Dataset rows about figures
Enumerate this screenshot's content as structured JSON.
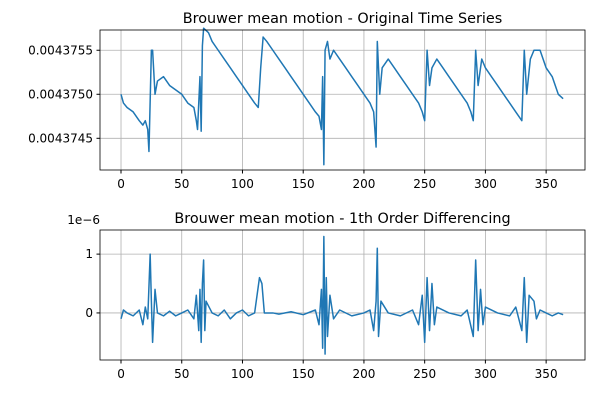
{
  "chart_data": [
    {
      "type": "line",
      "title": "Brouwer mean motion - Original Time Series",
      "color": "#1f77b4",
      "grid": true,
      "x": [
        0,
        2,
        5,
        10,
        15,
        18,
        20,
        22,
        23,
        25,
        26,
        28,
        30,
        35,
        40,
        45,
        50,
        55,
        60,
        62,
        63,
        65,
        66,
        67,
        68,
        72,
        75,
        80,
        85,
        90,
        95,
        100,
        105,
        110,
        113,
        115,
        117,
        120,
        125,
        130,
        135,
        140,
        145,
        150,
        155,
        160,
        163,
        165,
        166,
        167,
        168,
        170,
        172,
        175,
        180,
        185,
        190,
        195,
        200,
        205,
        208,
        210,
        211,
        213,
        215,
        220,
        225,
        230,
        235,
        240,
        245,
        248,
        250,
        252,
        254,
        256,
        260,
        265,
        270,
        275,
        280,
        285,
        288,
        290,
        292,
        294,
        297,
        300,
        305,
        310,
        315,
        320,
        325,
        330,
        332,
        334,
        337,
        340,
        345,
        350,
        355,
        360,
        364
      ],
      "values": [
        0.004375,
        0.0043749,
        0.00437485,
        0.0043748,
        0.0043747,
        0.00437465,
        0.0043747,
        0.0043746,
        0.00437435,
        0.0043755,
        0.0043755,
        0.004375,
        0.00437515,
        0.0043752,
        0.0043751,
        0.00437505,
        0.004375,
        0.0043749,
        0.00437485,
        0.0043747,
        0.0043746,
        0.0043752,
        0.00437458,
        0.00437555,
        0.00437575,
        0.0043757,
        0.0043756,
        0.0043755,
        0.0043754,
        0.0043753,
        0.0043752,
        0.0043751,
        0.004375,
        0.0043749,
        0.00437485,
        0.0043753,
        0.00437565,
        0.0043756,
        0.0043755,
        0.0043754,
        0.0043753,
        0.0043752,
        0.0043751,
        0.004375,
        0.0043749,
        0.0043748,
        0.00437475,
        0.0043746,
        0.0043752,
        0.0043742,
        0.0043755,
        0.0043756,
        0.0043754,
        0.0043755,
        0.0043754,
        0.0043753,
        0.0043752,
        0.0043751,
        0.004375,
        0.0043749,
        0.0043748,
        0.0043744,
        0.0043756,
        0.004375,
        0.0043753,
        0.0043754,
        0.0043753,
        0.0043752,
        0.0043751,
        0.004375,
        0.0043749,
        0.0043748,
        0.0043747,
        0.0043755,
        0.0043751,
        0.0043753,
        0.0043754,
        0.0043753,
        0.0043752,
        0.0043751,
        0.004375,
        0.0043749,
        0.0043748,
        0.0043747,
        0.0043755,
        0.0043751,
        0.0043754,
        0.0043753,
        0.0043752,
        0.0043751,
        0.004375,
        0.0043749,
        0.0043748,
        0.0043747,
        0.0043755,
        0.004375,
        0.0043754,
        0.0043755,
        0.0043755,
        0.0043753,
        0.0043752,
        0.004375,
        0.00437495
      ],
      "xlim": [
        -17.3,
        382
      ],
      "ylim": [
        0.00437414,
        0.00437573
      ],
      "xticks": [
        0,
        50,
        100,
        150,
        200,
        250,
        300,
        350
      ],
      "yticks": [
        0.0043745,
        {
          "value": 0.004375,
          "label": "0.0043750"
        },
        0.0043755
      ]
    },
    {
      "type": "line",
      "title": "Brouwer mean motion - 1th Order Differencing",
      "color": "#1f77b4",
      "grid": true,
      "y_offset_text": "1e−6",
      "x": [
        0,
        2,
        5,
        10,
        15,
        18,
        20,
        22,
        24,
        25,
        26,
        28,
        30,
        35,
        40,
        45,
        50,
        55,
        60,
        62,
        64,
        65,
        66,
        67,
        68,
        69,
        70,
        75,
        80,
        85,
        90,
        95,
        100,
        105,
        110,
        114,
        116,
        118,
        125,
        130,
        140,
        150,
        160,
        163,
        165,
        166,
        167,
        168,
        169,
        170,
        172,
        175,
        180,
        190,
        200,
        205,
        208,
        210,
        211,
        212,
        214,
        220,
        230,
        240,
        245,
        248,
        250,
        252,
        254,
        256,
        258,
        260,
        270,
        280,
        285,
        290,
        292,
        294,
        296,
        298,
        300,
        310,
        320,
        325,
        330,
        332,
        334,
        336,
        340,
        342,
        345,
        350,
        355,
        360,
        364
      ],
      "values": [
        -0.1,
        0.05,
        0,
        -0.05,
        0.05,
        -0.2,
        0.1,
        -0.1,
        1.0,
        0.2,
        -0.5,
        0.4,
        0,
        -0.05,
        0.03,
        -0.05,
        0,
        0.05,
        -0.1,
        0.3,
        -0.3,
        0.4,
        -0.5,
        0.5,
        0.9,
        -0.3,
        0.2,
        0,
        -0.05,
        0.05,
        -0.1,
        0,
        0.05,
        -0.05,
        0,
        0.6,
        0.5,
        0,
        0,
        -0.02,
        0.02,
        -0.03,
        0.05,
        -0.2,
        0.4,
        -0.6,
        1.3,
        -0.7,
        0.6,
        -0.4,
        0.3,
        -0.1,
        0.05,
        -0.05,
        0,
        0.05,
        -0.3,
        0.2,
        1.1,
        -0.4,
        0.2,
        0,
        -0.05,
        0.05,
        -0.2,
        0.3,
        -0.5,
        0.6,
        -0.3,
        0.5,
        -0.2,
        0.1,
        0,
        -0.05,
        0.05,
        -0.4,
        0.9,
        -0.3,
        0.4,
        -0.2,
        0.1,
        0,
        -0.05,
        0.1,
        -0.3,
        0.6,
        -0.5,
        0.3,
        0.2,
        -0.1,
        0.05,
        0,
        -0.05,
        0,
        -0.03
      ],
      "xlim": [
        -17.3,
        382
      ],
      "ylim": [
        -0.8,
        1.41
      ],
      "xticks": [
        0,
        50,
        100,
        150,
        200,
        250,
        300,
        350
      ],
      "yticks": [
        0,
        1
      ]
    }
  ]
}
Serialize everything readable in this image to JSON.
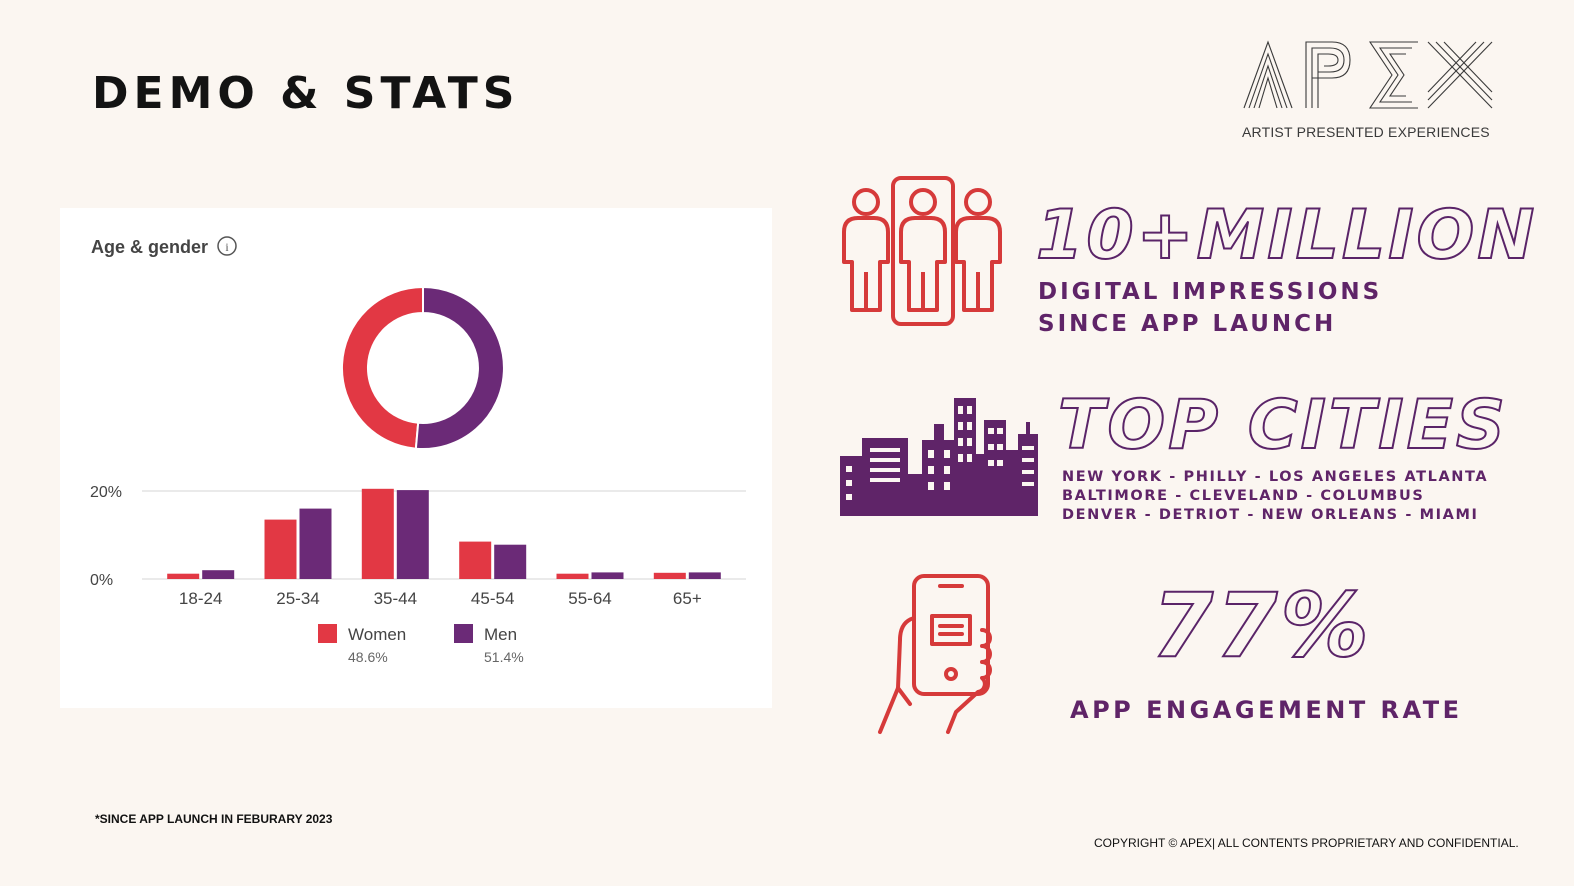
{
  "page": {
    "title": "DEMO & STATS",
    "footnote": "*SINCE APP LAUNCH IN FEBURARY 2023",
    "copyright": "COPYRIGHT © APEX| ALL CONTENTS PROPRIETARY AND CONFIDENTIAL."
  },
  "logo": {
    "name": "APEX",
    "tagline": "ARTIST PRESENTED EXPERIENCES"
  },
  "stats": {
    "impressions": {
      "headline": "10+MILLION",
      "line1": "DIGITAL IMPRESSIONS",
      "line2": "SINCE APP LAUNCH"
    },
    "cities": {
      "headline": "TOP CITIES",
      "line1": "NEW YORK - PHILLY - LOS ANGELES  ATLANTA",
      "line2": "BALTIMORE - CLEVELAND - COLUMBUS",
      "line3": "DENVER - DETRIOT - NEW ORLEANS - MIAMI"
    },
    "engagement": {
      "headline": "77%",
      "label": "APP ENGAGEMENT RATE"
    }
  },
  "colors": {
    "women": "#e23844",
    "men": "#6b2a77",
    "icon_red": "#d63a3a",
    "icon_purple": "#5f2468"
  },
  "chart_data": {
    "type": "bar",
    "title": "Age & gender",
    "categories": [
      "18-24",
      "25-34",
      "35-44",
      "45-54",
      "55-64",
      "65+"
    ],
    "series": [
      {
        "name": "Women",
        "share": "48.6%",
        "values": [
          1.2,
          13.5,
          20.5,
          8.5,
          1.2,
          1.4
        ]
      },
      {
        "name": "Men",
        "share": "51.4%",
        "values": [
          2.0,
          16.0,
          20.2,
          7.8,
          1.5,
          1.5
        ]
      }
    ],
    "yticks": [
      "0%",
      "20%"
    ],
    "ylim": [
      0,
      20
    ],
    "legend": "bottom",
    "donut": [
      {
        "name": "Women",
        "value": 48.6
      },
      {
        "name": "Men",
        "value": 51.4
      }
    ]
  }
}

## Written problem
The entries above should be reproduced exactly, without their pictures.

## Task output
Enumerate this screenshot's content as structured JSON.
{
  "chart_data": [
    {
      "type": "line",
      "title": "Brouwer mean motion - Original Time Series",
      "color": "#1f77b4",
      "grid": true,
      "x": [
        0,
        2,
        5,
        10,
        15,
        18,
        20,
        22,
        23,
        25,
        26,
        28,
        30,
        35,
        40,
        45,
        50,
        55,
        60,
        62,
        63,
        65,
        66,
        67,
        68,
        72,
        75,
        80,
        85,
        90,
        95,
        100,
        105,
        110,
        113,
        115,
        117,
        120,
        125,
        130,
        135,
        140,
        145,
        150,
        155,
        160,
        163,
        165,
        166,
        167,
        168,
        170,
        172,
        175,
        180,
        185,
        190,
        195,
        200,
        205,
        208,
        210,
        211,
        213,
        215,
        220,
        225,
        230,
        235,
        240,
        245,
        248,
        250,
        252,
        254,
        256,
        260,
        265,
        270,
        275,
        280,
        285,
        288,
        290,
        292,
        294,
        297,
        300,
        305,
        310,
        315,
        320,
        325,
        330,
        332,
        334,
        337,
        340,
        345,
        350,
        355,
        360,
        364
      ],
      "values": [
        0.004375,
        0.0043749,
        0.00437485,
        0.0043748,
        0.0043747,
        0.00437465,
        0.0043747,
        0.0043746,
        0.00437435,
        0.0043755,
        0.0043755,
        0.004375,
        0.00437515,
        0.0043752,
        0.0043751,
        0.00437505,
        0.004375,
        0.0043749,
        0.00437485,
        0.0043747,
        0.0043746,
        0.0043752,
        0.00437458,
        0.00437555,
        0.00437575,
        0.0043757,
        0.0043756,
        0.0043755,
        0.0043754,
        0.0043753,
        0.0043752,
        0.0043751,
        0.004375,
        0.0043749,
        0.00437485,
        0.0043753,
        0.00437565,
        0.0043756,
        0.0043755,
        0.0043754,
        0.0043753,
        0.0043752,
        0.0043751,
        0.004375,
        0.0043749,
        0.0043748,
        0.00437475,
        0.0043746,
        0.0043752,
        0.0043742,
        0.0043755,
        0.0043756,
        0.0043754,
        0.0043755,
        0.0043754,
        0.0043753,
        0.0043752,
        0.0043751,
        0.004375,
        0.0043749,
        0.0043748,
        0.0043744,
        0.0043756,
        0.004375,
        0.0043753,
        0.0043754,
        0.0043753,
        0.0043752,
        0.0043751,
        0.004375,
        0.0043749,
        0.0043748,
        0.0043747,
        0.0043755,
        0.0043751,
        0.0043753,
        0.0043754,
        0.0043753,
        0.0043752,
        0.0043751,
        0.004375,
        0.0043749,
        0.0043748,
        0.0043747,
        0.0043755,
        0.0043751,
        0.0043754,
        0.0043753,
        0.0043752,
        0.0043751,
        0.004375,
        0.0043749,
        0.0043748,
        0.0043747,
        0.0043755,
        0.004375,
        0.0043754,
        0.0043755,
        0.0043755,
        0.0043753,
        0.0043752,
        0.004375,
        0.00437495
      ],
      "xlim": [
        -17.3,
        382
      ],
      "ylim": [
        0.00437414,
        0.00437573
      ],
      "xticks": [
        0,
        50,
        100,
        150,
        200,
        250,
        300,
        350
      ],
      "yticks": [
        0.0043745,
        {
          "value": 0.004375,
          "label": "0.0043750"
        },
        0.0043755
      ]
    },
    {
      "type": "line",
      "title": "Brouwer mean motion - 1th Order Differencing",
      "color": "#1f77b4",
      "grid": true,
      "y_offset_text": "1e−6",
      "x": [
        0,
        2,
        5,
        10,
        15,
        18,
        20,
        22,
        24,
        25,
        26,
        28,
        30,
        35,
        40,
        45,
        50,
        55,
        60,
        62,
        64,
        65,
        66,
        67,
        68,
        69,
        70,
        75,
        80,
        85,
        90,
        95,
        100,
        105,
        110,
        114,
        116,
        118,
        125,
        130,
        140,
        150,
        160,
        163,
        165,
        166,
        167,
        168,
        169,
        170,
        172,
        175,
        180,
        190,
        200,
        205,
        208,
        210,
        211,
        212,
        214,
        220,
        230,
        240,
        245,
        248,
        250,
        252,
        254,
        256,
        258,
        260,
        270,
        280,
        285,
        290,
        292,
        294,
        296,
        298,
        300,
        310,
        320,
        325,
        330,
        332,
        334,
        336,
        340,
        342,
        345,
        350,
        355,
        360,
        364
      ],
      "values": [
        -0.1,
        0.05,
        0,
        -0.05,
        0.05,
        -0.2,
        0.1,
        -0.1,
        1.0,
        0.2,
        -0.5,
        0.4,
        0,
        -0.05,
        0.03,
        -0.05,
        0,
        0.05,
        -0.1,
        0.3,
        -0.3,
        0.4,
        -0.5,
        0.5,
        0.9,
        -0.3,
        0.2,
        0,
        -0.05,
        0.05,
        -0.1,
        0,
        0.05,
        -0.05,
        0,
        0.6,
        0.5,
        0,
        0,
        -0.02,
        0.02,
        -0.03,
        0.05,
        -0.2,
        0.4,
        -0.6,
        1.3,
        -0.7,
        0.6,
        -0.4,
        0.3,
        -0.1,
        0.05,
        -0.05,
        0,
        0.05,
        -0.3,
        0.2,
        1.1,
        -0.4,
        0.2,
        0,
        -0.05,
        0.05,
        -0.2,
        0.3,
        -0.5,
        0.6,
        -0.3,
        0.5,
        -0.2,
        0.1,
        0,
        -0.05,
        0.05,
        -0.4,
        0.9,
        -0.3,
        0.4,
        -0.2,
        0.1,
        0,
        -0.05,
        0.1,
        -0.3,
        0.6,
        -0.5,
        0.3,
        0.2,
        -0.1,
        0.05,
        0,
        -0.05,
        0,
        -0.03
      ],
      "xlim": [
        -17.3,
        382
      ],
      "ylim": [
        -0.8,
        1.41
      ],
      "xticks": [
        0,
        50,
        100,
        150,
        200,
        250,
        300,
        350
      ],
      "yticks": [
        0,
        1
      ]
    }
  ]
}
Serialize everything readable in this image to JSON.
{
  "page": {
    "title": "DEMO & STATS",
    "footnote": "*SINCE APP LAUNCH IN FEBURARY 2023",
    "copyright": "COPYRIGHT © APEX| ALL CONTENTS PROPRIETARY AND CONFIDENTIAL."
  },
  "logo": {
    "name": "APEX",
    "tagline": "ARTIST PRESENTED EXPERIENCES"
  },
  "stats": {
    "impressions": {
      "headline": "10+MILLION",
      "line1": "DIGITAL IMPRESSIONS",
      "line2": "SINCE APP LAUNCH"
    },
    "cities": {
      "headline": "TOP CITIES",
      "line1": "NEW YORK - PHILLY - LOS ANGELES  ATLANTA",
      "line2": "BALTIMORE - CLEVELAND - COLUMBUS",
      "line3": "DENVER - DETRIOT - NEW ORLEANS - MIAMI"
    },
    "engagement": {
      "headline": "77%",
      "label": "APP ENGAGEMENT RATE"
    }
  },
  "colors": {
    "women": "#e23844",
    "men": "#6b2a77",
    "icon_red": "#d63a3a",
    "icon_purple": "#5f2468"
  },
  "chart_data": {
    "type": "bar",
    "title": "Age & gender",
    "categories": [
      "18-24",
      "25-34",
      "35-44",
      "45-54",
      "55-64",
      "65+"
    ],
    "series": [
      {
        "name": "Women",
        "share": "48.6%",
        "values": [
          1.2,
          13.5,
          20.5,
          8.5,
          1.2,
          1.4
        ]
      },
      {
        "name": "Men",
        "share": "51.4%",
        "values": [
          2.0,
          16.0,
          20.2,
          7.8,
          1.5,
          1.5
        ]
      }
    ],
    "yticks": [
      "0%",
      "20%"
    ],
    "ylim": [
      0,
      20
    ],
    "legend": "bottom",
    "donut": [
      {
        "name": "Women",
        "value": 48.6
      },
      {
        "name": "Men",
        "value": 51.4
      }
    ]
  }
}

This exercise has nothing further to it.